Copy the records from the beginning through the line containing "table-cell: 27 (346, 572, 360, 589)", swapping "component" for "item" and leaving everything else as it is.

(Item position entries)
================
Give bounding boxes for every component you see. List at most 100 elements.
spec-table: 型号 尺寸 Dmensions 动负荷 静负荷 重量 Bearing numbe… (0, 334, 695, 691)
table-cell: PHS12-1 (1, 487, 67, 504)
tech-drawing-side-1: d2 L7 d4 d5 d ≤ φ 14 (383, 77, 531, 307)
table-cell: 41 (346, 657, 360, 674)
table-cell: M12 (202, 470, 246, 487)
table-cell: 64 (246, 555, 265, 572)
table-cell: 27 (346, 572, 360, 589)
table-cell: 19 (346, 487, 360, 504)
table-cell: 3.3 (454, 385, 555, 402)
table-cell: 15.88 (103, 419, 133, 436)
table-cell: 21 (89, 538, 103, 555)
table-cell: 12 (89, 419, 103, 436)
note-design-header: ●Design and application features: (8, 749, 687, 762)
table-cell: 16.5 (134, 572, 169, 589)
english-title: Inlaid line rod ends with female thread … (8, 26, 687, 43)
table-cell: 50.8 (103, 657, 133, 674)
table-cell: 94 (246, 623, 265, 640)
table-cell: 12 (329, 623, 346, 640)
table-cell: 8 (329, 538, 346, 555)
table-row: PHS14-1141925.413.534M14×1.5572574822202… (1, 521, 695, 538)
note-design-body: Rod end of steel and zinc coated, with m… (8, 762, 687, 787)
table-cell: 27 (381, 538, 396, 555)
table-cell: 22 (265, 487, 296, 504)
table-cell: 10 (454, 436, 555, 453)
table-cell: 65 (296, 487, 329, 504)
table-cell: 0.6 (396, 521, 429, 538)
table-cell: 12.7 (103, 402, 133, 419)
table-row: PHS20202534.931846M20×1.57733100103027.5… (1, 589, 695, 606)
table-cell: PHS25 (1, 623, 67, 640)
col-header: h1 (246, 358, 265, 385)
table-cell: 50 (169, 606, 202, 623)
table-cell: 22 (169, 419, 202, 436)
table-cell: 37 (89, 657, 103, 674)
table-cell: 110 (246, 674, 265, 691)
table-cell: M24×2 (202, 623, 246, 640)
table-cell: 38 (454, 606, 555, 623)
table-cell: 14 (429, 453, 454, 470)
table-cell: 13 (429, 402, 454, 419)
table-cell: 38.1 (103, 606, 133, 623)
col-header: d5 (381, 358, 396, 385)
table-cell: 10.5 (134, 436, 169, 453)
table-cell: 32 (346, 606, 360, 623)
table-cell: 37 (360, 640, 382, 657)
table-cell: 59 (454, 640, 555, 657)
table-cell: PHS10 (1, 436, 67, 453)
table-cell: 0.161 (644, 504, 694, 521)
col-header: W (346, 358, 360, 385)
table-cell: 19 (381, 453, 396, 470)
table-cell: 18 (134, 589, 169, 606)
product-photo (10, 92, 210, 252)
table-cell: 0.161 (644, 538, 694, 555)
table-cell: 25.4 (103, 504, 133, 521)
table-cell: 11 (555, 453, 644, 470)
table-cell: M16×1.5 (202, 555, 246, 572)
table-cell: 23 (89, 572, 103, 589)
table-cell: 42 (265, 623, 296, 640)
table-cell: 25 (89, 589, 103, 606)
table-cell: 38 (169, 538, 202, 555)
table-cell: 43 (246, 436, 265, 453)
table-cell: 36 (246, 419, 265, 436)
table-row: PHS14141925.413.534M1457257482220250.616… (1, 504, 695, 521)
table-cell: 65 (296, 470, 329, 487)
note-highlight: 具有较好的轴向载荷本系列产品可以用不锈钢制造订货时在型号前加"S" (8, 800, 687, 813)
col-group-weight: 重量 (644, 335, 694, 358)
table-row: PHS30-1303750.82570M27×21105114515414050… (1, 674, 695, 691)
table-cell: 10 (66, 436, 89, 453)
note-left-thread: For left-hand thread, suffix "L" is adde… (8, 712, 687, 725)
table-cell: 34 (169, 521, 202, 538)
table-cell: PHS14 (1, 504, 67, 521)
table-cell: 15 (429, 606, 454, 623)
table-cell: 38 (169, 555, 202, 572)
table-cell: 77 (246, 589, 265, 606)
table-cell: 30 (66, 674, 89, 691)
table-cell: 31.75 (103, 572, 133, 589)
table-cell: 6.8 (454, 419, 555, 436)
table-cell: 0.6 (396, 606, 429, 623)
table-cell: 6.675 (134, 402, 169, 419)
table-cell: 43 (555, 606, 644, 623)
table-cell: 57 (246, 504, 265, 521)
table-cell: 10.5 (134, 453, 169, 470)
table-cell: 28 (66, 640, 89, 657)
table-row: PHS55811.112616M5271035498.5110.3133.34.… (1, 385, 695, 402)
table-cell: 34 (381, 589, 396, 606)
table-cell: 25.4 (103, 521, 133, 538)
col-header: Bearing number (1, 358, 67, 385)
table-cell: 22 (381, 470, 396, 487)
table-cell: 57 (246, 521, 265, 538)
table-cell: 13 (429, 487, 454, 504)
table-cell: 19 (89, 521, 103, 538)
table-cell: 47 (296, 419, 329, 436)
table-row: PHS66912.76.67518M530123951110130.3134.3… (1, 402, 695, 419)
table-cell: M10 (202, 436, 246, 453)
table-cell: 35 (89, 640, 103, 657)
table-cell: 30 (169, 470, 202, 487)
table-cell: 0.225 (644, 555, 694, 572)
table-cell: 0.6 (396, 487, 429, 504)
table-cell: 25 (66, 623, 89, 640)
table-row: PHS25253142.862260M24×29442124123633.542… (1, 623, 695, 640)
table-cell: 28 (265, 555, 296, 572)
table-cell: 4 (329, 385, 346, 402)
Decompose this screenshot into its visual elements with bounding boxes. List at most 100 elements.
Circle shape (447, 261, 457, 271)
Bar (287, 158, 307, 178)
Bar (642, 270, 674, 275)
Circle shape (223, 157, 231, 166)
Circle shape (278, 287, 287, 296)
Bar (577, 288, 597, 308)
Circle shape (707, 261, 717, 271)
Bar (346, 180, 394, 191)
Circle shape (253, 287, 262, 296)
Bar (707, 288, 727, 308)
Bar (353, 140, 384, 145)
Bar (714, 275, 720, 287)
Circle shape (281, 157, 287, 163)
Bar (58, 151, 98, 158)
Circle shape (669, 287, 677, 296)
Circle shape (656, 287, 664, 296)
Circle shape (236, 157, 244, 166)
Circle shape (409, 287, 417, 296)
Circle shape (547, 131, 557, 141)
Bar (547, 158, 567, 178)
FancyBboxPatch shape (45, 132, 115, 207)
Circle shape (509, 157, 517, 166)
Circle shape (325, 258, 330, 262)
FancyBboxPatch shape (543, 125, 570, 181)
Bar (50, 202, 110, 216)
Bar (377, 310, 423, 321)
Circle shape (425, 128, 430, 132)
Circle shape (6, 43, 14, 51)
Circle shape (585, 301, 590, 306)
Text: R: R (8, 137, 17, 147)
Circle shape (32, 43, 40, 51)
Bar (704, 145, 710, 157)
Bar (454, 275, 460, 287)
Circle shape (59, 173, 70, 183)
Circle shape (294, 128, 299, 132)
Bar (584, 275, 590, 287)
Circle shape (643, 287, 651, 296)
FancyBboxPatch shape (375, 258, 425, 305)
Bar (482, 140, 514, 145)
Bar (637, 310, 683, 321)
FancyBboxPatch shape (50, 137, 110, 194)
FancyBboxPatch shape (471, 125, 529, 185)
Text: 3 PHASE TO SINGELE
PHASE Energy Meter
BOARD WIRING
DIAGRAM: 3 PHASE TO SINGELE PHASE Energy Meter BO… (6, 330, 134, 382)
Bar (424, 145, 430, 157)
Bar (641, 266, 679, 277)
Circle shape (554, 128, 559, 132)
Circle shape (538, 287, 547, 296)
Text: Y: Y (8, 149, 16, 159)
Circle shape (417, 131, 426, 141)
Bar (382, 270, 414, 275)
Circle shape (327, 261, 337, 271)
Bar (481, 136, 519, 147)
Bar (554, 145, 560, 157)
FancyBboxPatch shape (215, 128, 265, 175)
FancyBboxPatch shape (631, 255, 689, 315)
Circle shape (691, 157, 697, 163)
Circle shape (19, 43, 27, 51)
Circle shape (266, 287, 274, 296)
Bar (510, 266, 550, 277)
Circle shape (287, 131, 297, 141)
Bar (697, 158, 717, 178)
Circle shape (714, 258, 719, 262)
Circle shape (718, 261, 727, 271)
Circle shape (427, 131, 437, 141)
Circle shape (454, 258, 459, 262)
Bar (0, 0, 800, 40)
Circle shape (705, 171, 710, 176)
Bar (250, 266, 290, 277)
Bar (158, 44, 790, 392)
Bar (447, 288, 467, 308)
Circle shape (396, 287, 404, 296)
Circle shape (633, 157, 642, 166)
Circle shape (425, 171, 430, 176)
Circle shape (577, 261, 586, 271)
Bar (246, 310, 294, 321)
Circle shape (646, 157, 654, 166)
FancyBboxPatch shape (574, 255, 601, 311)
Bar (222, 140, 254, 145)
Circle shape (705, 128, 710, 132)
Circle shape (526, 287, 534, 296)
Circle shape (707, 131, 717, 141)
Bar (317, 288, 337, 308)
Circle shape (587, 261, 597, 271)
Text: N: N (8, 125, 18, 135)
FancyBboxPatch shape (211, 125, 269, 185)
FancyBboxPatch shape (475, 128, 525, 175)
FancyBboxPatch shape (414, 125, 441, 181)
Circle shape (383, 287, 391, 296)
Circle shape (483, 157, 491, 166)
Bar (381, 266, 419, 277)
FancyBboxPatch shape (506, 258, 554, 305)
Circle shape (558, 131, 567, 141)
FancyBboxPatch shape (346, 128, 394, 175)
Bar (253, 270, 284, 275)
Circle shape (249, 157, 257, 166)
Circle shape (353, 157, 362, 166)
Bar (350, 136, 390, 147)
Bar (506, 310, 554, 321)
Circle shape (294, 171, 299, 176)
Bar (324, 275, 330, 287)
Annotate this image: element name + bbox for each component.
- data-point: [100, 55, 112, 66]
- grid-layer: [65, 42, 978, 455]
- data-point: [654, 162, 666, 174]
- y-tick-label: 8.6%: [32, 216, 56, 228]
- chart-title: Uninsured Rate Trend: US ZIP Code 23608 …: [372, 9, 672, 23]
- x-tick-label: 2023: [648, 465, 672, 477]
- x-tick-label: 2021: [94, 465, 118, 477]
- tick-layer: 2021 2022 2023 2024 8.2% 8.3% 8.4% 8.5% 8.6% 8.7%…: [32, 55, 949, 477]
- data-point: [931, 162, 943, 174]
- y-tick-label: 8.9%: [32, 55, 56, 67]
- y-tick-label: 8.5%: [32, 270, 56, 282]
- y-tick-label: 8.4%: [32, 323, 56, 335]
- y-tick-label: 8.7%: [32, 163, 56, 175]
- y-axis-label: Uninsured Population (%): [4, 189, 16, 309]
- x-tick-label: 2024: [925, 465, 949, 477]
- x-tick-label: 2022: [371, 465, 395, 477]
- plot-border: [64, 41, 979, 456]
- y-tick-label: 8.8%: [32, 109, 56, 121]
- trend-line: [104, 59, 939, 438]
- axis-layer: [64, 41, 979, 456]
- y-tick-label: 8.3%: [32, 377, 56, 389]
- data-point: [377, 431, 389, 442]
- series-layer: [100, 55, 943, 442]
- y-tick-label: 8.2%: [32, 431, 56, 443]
================
WORKED SOLUTION:
Give bounding boxes for every item you see. List at most 100 elements.
spec-table: 型号 尺寸 Dmensions 动负荷 静负荷 重量 Bearing numbe… (0, 334, 695, 691)
table-cell: PHS12-1 (1, 487, 67, 504)
tech-drawing-side-1: d2 L7 d4 d5 d ≤ φ 14 (383, 77, 531, 307)
table-cell: 41 (346, 657, 360, 674)
table-cell: M12 (202, 470, 246, 487)
table-cell: 64 (246, 555, 265, 572)
table-cell: 27 (346, 572, 360, 589)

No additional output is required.